WORKING DATA:
※

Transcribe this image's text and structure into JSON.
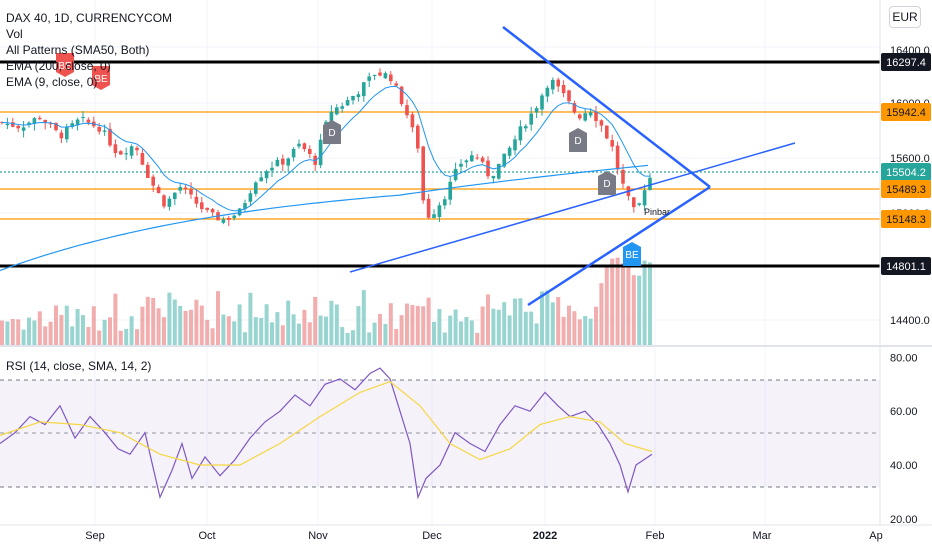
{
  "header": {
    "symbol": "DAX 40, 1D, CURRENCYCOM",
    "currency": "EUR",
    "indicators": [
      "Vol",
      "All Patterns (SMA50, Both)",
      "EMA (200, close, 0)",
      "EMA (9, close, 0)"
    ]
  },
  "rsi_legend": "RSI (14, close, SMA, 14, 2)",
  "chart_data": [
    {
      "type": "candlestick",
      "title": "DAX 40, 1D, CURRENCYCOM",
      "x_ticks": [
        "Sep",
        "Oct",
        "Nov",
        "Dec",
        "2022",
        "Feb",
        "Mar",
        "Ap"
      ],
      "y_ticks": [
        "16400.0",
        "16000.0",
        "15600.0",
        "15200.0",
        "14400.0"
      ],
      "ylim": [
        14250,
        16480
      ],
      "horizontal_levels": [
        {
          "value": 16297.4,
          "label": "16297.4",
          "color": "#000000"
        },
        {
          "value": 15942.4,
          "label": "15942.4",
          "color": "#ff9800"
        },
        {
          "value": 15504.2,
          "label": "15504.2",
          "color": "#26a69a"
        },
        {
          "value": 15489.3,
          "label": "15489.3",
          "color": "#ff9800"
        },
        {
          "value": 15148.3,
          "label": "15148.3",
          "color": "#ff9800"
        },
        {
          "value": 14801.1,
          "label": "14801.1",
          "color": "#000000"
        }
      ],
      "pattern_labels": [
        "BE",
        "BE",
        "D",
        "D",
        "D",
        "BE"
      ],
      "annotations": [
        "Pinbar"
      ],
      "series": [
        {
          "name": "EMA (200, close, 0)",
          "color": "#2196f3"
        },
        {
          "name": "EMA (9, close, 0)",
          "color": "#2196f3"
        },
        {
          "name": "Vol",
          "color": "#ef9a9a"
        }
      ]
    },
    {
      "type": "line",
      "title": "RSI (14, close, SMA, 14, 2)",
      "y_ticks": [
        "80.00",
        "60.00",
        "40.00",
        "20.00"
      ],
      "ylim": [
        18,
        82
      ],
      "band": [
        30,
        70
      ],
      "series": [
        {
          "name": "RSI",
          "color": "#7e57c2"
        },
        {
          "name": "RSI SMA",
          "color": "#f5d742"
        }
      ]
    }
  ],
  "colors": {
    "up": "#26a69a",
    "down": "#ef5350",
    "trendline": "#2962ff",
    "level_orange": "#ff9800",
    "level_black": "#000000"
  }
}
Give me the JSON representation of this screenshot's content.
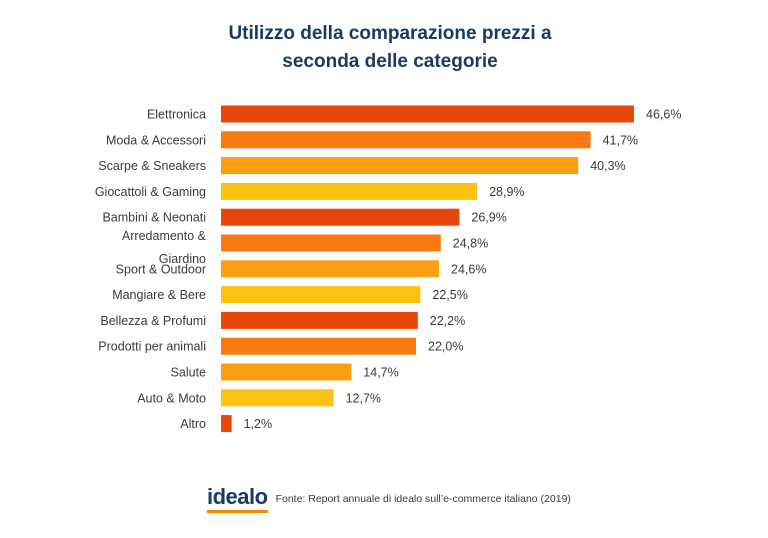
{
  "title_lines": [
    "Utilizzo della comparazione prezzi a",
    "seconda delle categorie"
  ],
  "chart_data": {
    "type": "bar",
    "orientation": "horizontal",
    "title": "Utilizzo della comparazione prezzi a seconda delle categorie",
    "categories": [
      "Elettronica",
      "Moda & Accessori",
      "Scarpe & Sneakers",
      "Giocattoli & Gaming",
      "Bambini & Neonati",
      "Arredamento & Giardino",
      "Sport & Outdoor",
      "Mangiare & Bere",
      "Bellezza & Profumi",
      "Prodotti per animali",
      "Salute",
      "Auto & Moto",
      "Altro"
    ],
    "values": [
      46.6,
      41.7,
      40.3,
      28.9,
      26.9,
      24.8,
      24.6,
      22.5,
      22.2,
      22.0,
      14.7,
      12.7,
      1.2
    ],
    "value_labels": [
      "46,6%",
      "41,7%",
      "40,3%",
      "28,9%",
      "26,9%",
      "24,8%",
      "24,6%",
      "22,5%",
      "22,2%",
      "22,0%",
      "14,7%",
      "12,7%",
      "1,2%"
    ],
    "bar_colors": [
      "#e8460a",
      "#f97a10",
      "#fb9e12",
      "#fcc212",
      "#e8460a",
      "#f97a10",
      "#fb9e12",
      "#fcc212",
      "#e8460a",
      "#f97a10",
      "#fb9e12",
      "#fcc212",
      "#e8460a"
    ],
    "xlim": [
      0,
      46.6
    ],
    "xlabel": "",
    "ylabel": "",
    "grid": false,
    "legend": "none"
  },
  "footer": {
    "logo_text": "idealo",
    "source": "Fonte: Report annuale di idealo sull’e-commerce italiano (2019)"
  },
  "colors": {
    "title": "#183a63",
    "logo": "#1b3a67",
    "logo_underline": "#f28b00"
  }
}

※

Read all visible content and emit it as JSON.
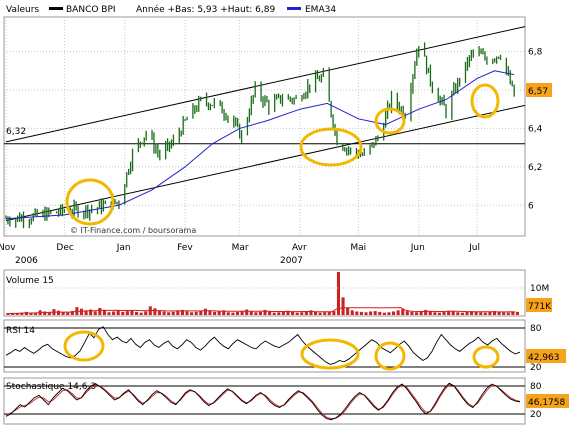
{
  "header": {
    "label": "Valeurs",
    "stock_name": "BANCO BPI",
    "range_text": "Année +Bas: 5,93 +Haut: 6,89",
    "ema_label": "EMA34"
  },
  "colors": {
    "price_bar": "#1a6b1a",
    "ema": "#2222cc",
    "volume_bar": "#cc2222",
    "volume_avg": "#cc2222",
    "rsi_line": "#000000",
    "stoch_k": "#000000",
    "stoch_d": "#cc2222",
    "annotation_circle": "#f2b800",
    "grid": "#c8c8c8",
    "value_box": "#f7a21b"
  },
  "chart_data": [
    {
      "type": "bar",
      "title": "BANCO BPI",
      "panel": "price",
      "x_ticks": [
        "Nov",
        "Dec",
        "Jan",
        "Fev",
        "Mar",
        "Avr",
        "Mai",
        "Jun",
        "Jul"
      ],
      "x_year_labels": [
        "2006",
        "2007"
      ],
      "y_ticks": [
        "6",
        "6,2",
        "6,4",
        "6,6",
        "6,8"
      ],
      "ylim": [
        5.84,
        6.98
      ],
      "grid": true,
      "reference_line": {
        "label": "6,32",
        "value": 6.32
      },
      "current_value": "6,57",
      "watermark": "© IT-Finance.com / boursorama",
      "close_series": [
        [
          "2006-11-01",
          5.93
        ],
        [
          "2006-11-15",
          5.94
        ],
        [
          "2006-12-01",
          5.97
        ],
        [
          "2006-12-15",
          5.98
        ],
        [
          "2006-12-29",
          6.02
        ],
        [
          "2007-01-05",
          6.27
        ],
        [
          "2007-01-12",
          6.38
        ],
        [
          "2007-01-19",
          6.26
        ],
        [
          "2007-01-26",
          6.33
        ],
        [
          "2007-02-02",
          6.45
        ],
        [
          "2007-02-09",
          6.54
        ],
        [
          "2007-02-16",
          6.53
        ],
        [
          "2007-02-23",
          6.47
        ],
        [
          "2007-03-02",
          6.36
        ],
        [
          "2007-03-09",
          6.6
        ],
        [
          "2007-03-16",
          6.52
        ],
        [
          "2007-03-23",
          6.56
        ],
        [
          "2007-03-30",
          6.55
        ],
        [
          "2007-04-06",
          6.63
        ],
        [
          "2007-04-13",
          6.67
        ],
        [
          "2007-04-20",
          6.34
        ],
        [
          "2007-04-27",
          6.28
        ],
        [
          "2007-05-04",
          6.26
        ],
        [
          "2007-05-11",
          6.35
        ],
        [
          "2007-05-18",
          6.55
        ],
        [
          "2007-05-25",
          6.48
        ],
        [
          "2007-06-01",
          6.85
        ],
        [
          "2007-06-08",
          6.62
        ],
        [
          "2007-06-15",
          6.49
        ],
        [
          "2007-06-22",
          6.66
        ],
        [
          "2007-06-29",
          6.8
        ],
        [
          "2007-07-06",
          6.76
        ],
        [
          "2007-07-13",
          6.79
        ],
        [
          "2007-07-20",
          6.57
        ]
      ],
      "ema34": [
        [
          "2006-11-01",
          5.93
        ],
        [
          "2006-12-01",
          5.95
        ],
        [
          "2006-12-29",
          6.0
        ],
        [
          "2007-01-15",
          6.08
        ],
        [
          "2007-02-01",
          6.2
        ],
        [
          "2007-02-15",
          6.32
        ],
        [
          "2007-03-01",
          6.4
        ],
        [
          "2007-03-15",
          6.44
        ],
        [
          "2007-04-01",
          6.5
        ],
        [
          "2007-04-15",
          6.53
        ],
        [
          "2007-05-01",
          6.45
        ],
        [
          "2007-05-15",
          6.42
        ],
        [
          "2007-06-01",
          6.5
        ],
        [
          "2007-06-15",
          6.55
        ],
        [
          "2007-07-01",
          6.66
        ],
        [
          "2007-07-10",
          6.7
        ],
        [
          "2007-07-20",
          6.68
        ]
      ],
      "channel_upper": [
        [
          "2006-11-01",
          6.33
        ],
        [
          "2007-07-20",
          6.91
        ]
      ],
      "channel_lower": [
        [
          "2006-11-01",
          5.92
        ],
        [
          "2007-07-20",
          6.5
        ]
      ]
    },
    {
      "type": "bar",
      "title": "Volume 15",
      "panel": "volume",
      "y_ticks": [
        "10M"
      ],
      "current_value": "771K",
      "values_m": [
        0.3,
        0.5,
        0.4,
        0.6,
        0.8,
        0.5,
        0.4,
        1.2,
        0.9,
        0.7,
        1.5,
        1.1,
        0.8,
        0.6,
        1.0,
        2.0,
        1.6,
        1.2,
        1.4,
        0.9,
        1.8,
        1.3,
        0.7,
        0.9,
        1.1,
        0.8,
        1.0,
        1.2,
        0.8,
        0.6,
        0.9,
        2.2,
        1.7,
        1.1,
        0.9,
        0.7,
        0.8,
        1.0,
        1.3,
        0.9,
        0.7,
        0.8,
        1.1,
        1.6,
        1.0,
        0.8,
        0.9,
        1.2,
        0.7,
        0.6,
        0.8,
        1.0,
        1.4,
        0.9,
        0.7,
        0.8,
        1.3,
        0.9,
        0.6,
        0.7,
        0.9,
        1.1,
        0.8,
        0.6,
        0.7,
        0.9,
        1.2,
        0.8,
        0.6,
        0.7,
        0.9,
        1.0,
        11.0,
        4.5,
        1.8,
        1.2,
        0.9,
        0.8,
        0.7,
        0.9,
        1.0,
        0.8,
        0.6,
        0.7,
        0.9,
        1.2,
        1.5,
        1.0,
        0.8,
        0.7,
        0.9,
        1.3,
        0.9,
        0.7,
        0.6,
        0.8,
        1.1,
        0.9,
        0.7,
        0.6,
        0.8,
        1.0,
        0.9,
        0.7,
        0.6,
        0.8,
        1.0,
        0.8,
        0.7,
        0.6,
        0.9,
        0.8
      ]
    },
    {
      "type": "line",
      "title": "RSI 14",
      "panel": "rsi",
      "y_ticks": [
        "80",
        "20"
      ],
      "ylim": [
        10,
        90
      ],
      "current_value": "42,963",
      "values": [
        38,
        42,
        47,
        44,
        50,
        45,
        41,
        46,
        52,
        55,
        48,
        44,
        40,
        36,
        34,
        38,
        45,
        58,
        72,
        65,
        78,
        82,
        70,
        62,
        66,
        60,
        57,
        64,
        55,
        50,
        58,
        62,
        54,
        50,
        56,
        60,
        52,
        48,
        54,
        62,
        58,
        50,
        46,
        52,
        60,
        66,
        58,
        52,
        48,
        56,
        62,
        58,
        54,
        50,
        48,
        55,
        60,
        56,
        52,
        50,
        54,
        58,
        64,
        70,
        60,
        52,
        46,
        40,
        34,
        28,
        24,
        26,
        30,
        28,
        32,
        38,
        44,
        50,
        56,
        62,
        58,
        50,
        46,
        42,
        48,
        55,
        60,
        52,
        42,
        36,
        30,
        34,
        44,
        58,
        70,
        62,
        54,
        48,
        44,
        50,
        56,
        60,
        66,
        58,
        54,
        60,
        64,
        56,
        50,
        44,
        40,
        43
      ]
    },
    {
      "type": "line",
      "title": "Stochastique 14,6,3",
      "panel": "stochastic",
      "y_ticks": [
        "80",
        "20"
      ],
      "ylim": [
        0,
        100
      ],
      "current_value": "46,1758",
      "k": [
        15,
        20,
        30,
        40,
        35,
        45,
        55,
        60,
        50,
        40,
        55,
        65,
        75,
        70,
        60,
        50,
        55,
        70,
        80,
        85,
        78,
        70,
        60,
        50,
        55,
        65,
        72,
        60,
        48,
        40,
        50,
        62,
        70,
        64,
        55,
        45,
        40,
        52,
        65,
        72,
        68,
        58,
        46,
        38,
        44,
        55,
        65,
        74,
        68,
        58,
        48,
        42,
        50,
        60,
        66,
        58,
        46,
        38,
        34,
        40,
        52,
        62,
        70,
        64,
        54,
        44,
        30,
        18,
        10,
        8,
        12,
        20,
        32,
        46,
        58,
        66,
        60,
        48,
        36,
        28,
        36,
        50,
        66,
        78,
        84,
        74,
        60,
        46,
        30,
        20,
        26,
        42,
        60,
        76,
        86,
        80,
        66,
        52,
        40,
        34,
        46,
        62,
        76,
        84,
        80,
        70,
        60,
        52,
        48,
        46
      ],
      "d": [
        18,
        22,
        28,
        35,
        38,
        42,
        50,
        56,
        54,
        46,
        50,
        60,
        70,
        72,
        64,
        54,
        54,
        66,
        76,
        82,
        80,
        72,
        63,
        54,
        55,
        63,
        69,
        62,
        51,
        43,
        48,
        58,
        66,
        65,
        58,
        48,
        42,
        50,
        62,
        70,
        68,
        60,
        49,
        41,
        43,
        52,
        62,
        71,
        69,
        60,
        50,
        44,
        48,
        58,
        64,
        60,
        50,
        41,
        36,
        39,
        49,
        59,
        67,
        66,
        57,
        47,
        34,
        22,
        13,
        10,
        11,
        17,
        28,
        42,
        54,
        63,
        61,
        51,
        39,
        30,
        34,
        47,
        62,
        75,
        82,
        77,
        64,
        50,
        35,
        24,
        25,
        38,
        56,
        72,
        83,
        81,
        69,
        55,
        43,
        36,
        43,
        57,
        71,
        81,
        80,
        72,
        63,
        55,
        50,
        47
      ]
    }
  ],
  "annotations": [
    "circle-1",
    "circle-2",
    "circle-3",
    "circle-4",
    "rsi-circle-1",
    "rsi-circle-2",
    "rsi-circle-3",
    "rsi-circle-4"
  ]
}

※

CHALLENGE: Only lines with the string "idealo" belong in your answer; copy each one.

FULL RESPONSE:
    "logo_text": "idealo",
    "source": "Fonte: Report annuale di idealo sull’e-commerce italiano (2019)"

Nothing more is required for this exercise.